▸ Goal: Identify the lines containing the word "ylabel". Copy each one.

▸ Material for the task:
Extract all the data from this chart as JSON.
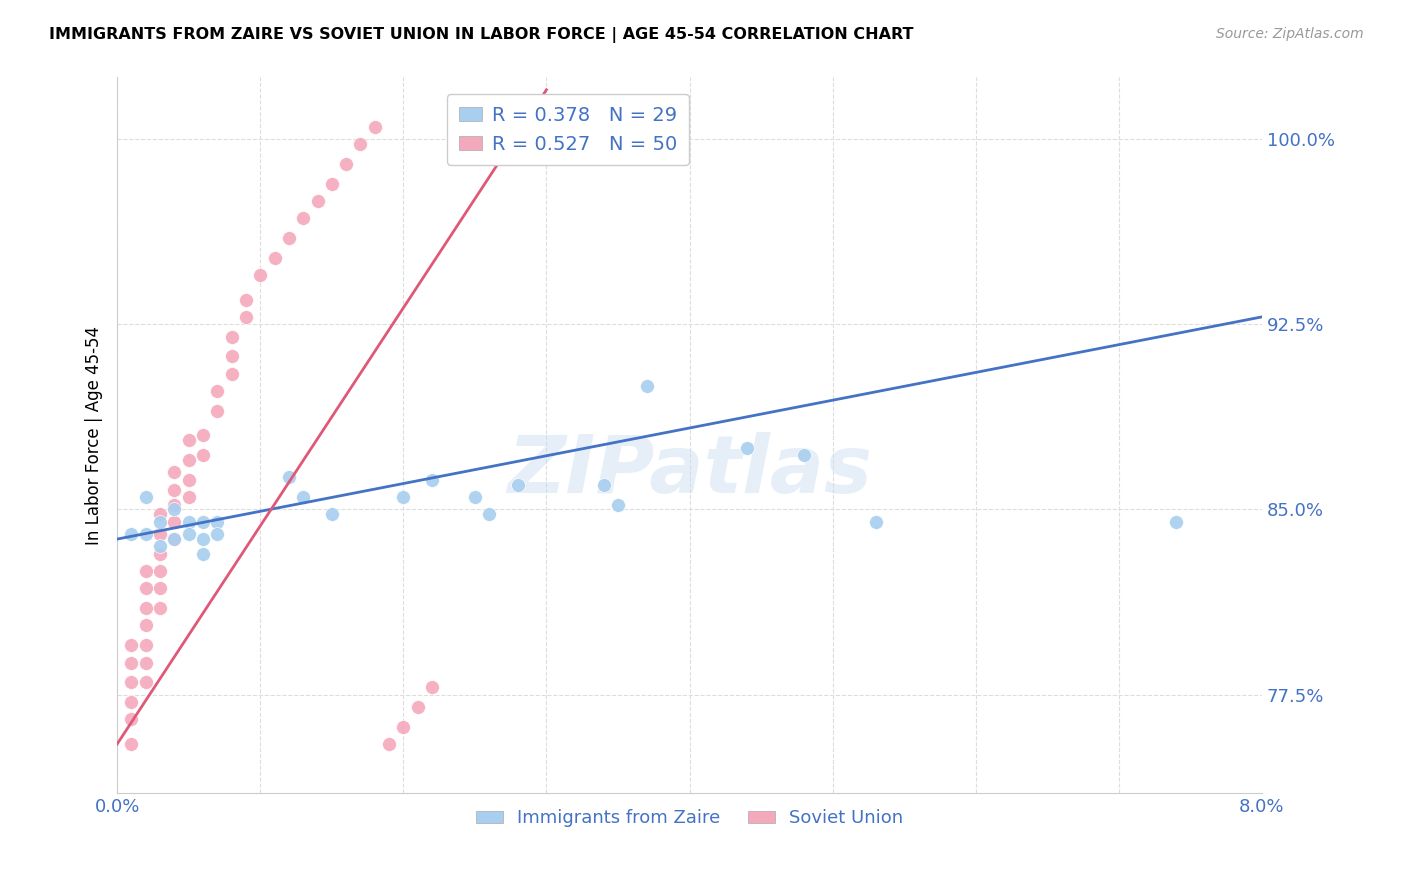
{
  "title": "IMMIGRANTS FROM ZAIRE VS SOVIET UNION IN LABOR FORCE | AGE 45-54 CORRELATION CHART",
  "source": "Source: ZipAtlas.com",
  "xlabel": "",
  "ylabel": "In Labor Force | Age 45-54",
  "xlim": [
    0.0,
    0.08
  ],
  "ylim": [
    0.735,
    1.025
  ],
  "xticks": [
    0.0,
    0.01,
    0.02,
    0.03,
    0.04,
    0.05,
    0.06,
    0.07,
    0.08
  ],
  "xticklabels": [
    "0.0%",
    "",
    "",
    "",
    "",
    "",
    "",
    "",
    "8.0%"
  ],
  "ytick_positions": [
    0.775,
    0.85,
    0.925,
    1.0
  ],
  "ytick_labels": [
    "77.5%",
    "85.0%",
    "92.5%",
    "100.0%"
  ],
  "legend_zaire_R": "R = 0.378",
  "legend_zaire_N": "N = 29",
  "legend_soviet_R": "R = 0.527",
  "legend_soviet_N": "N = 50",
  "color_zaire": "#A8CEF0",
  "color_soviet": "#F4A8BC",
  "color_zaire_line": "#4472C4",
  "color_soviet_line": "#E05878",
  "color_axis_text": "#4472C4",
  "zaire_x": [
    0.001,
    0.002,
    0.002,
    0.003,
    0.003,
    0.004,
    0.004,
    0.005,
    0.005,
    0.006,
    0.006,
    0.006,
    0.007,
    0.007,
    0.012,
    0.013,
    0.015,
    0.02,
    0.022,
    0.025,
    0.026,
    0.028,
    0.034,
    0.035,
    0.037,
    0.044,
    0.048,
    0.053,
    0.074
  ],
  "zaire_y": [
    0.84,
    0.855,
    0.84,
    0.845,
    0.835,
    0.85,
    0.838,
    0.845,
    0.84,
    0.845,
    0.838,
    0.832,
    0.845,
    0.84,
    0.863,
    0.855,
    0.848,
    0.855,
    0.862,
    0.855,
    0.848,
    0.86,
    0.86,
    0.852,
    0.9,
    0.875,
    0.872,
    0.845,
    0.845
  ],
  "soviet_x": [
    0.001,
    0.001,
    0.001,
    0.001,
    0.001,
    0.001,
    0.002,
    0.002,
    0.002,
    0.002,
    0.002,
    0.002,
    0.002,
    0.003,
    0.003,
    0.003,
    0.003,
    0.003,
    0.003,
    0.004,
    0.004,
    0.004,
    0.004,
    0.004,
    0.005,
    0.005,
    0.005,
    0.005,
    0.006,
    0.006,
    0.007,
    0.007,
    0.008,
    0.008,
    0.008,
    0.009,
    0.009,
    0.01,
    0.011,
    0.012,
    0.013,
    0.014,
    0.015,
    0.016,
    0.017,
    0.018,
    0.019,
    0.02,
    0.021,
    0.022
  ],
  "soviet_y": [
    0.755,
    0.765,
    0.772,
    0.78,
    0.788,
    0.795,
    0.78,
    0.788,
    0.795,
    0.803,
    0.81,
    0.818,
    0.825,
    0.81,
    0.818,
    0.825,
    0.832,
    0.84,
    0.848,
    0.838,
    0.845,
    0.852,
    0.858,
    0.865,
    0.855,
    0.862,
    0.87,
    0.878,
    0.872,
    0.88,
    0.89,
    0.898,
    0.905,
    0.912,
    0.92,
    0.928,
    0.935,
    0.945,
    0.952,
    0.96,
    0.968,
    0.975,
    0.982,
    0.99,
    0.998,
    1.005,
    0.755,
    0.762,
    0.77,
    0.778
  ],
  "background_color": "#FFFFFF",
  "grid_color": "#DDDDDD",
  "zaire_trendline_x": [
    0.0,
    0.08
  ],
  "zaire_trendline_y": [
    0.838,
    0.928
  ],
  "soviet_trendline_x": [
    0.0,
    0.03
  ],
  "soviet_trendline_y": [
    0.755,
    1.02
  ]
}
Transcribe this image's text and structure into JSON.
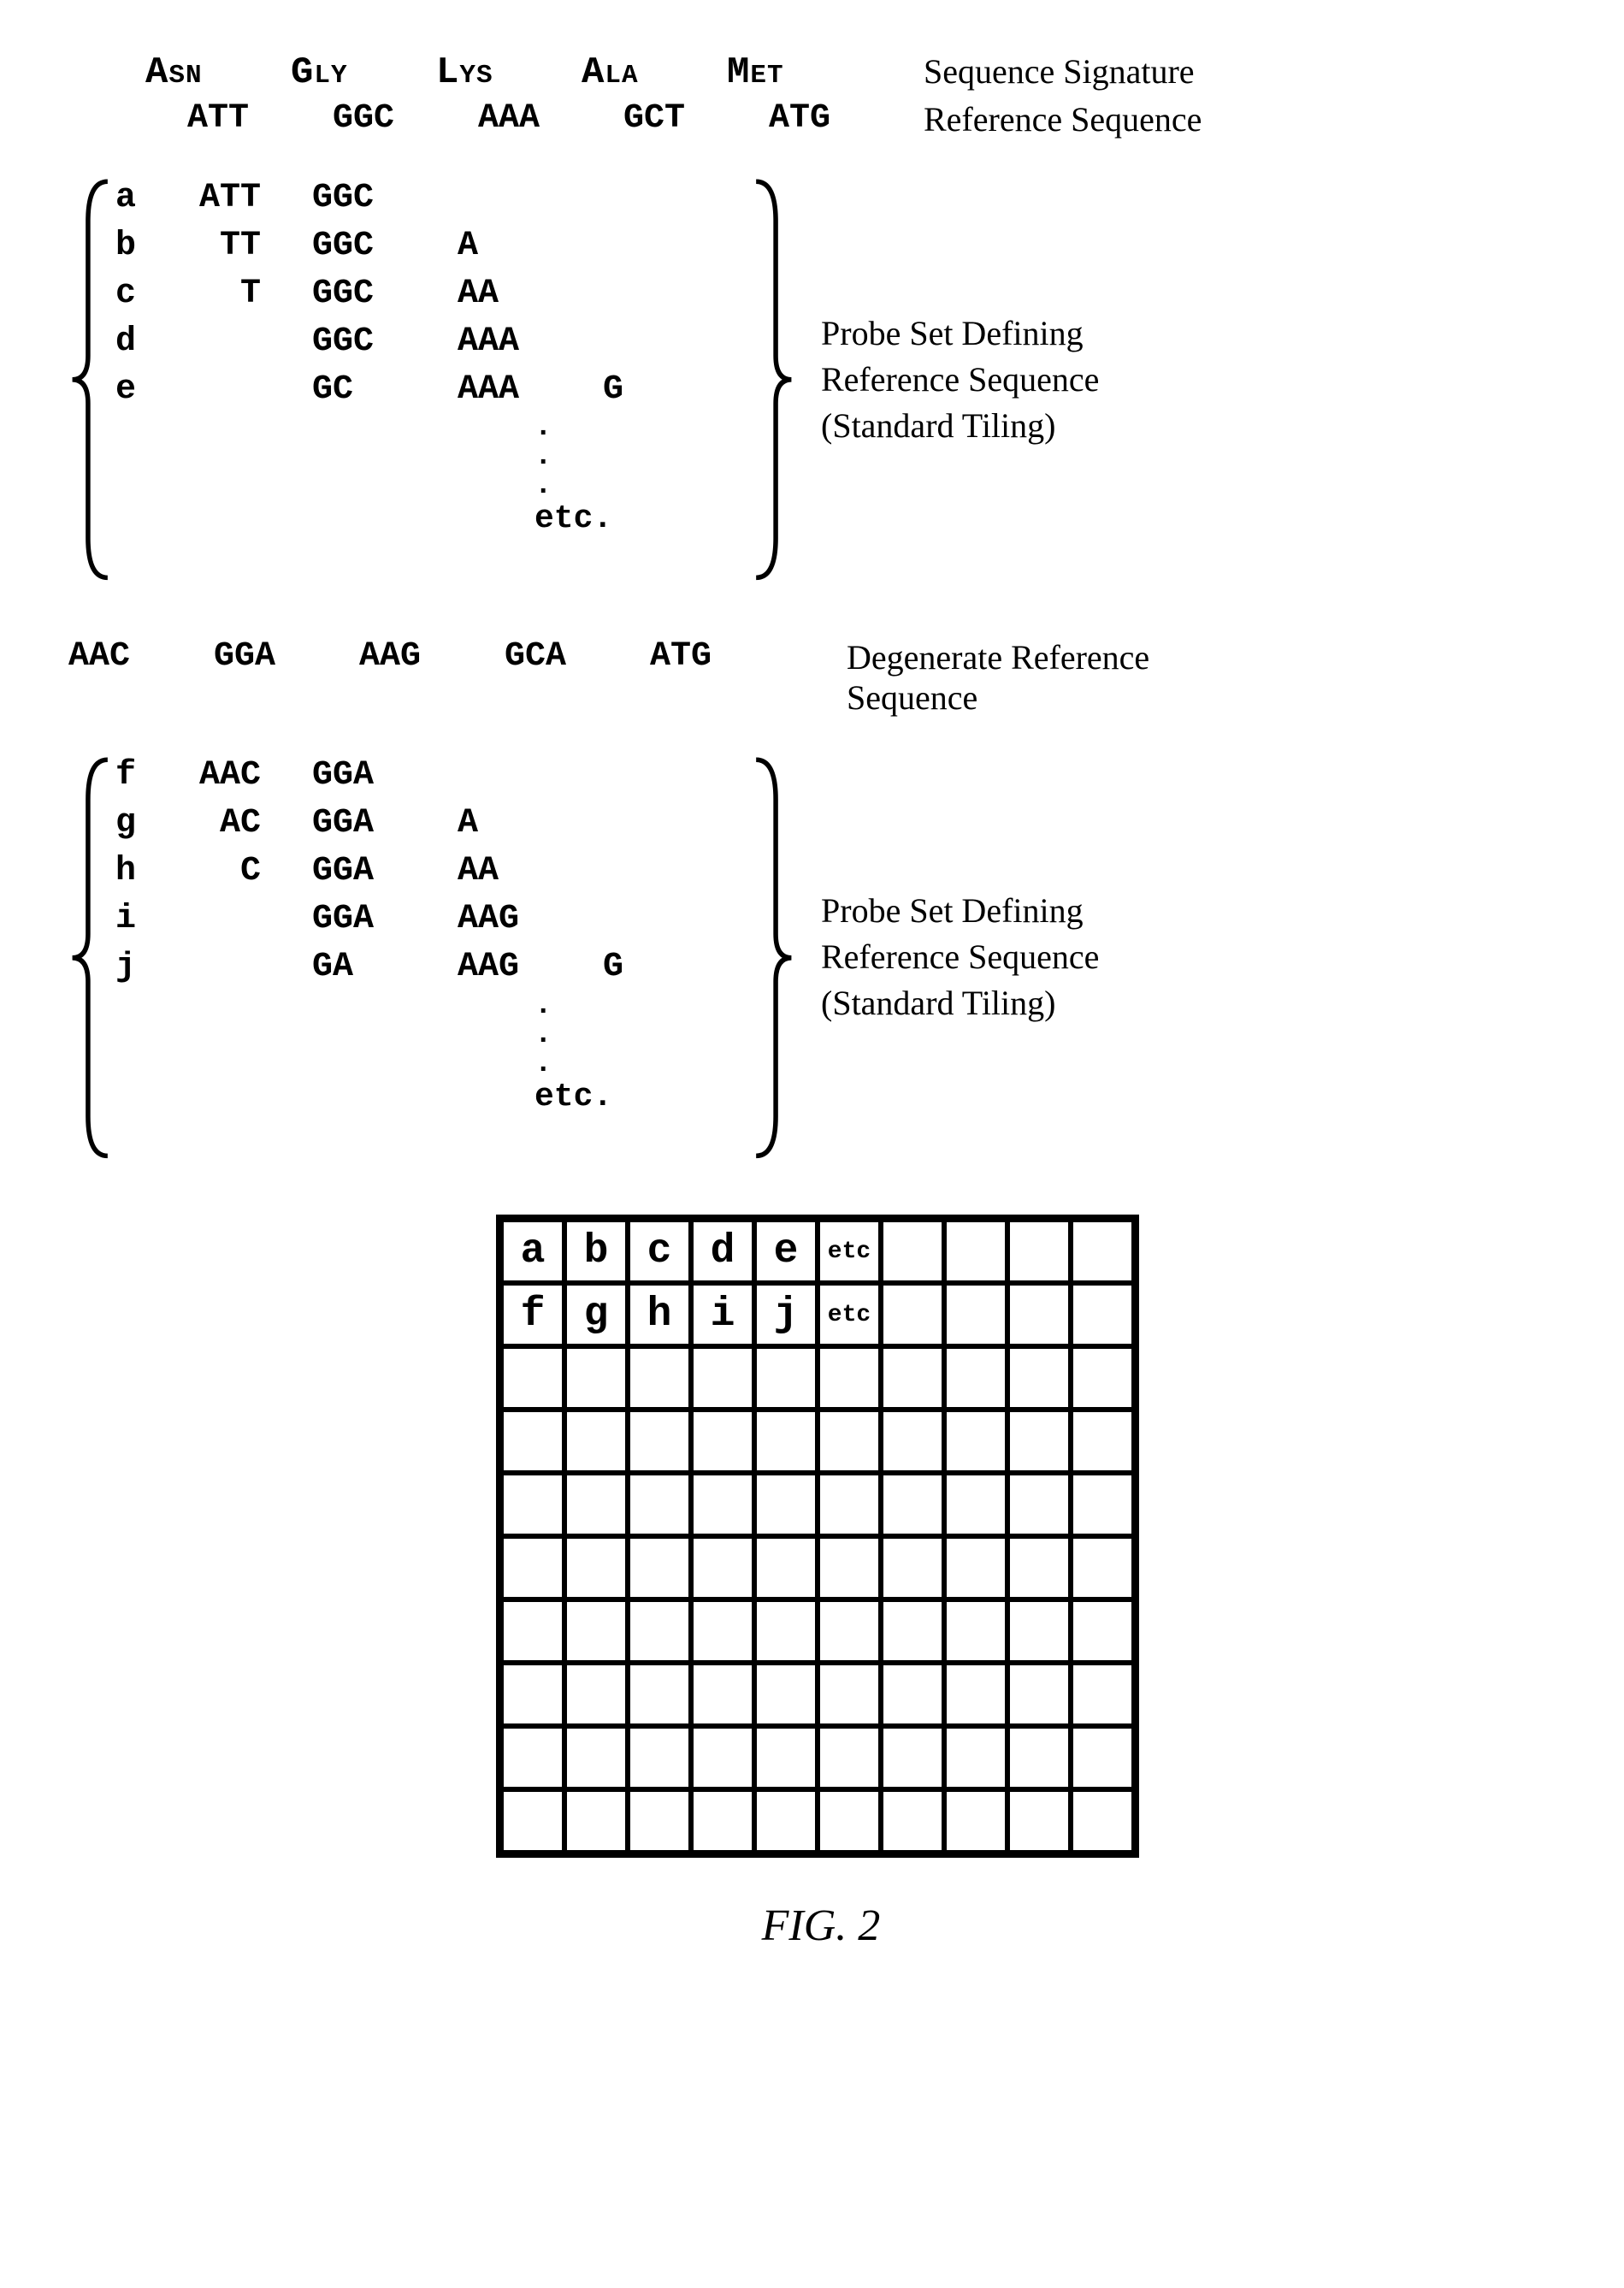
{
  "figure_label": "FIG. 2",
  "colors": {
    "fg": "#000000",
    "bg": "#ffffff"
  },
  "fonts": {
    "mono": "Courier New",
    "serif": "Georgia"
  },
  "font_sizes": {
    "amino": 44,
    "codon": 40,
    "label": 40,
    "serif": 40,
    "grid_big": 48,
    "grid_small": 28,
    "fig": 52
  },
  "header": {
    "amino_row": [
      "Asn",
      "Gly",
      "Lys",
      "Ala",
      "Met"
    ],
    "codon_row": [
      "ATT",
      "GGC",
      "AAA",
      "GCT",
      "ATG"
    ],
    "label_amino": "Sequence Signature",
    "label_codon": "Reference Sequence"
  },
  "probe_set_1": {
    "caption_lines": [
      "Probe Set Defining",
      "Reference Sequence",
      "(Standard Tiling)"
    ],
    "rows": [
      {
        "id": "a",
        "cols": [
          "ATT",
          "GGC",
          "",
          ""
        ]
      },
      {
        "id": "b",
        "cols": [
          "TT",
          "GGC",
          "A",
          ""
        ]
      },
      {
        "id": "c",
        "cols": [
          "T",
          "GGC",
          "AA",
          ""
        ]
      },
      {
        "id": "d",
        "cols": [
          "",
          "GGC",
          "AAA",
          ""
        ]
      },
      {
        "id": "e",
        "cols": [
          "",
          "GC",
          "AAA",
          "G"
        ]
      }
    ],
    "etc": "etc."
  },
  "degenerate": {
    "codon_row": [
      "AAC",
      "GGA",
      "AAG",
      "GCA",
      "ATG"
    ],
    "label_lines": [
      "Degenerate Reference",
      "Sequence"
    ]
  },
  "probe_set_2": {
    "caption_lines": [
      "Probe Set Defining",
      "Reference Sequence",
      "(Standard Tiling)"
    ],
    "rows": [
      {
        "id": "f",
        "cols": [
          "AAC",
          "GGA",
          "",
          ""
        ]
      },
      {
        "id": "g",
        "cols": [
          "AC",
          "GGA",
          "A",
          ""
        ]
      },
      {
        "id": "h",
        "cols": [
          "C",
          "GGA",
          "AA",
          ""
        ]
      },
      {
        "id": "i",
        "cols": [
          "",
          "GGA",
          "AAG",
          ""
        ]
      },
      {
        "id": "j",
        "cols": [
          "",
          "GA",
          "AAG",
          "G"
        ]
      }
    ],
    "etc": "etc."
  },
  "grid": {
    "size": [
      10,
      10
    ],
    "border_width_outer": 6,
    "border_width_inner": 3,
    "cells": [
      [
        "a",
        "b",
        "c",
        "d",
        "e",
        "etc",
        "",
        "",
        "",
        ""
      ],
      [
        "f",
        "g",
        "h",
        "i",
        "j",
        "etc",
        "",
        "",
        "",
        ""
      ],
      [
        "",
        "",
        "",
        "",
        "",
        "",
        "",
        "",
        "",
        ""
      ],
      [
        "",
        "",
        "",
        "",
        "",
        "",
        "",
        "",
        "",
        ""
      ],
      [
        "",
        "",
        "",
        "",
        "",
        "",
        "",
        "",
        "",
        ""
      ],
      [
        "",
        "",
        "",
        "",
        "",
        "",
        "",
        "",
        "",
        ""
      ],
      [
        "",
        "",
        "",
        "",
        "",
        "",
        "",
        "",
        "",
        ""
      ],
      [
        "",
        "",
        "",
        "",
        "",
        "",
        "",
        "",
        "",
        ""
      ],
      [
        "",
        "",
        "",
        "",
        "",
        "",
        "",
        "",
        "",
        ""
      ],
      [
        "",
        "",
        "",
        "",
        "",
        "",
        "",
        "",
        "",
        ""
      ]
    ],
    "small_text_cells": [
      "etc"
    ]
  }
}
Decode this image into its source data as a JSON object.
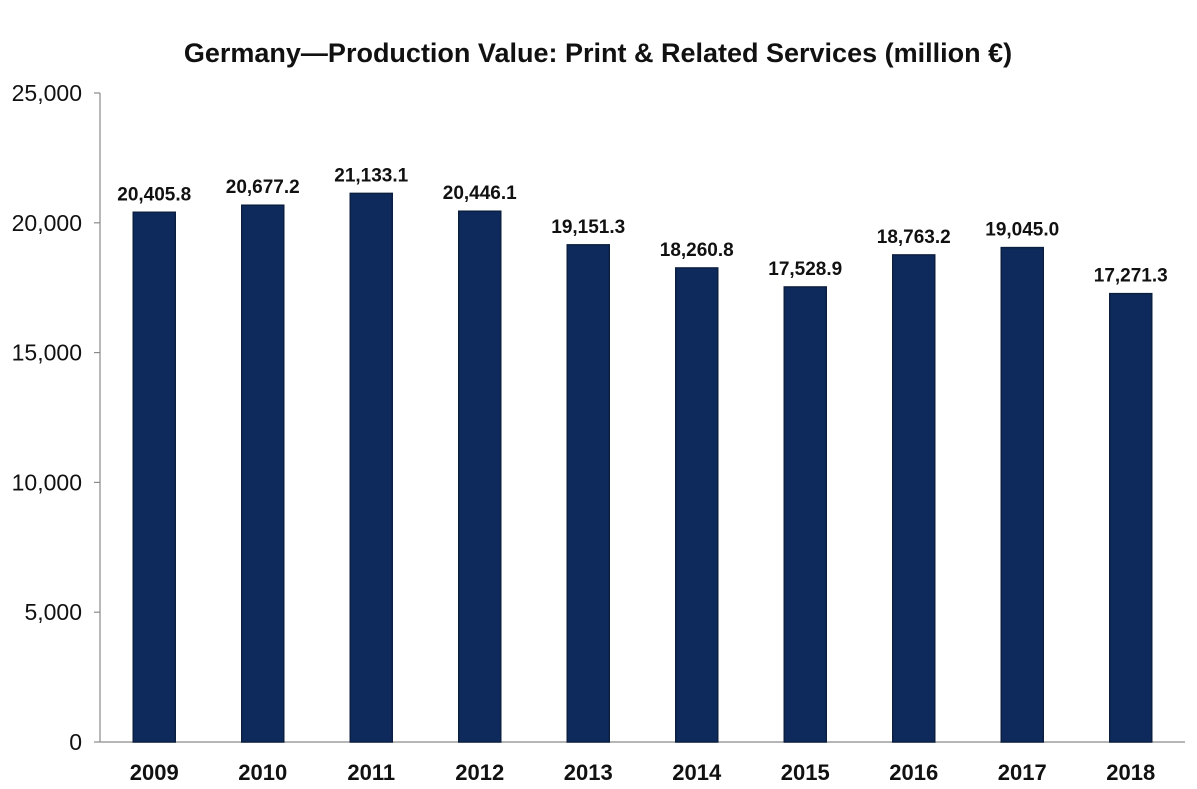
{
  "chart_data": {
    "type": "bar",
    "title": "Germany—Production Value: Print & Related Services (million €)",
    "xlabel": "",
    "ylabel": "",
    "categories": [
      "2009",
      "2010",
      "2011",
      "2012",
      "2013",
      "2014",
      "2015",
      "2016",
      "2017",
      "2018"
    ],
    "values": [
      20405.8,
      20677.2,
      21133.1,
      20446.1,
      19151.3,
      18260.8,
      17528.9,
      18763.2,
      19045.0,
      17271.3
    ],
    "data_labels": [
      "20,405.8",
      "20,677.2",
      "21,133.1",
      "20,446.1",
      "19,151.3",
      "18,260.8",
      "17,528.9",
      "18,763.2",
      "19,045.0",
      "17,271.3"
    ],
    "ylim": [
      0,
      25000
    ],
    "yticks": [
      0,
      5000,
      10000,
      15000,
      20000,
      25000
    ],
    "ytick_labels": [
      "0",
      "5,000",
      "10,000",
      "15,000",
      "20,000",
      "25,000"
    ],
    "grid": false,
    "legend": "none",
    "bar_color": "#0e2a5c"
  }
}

▸ Answer to the problem:
  "ylabel": "In Labor Force | Age 45-54",
    "ylabel": "",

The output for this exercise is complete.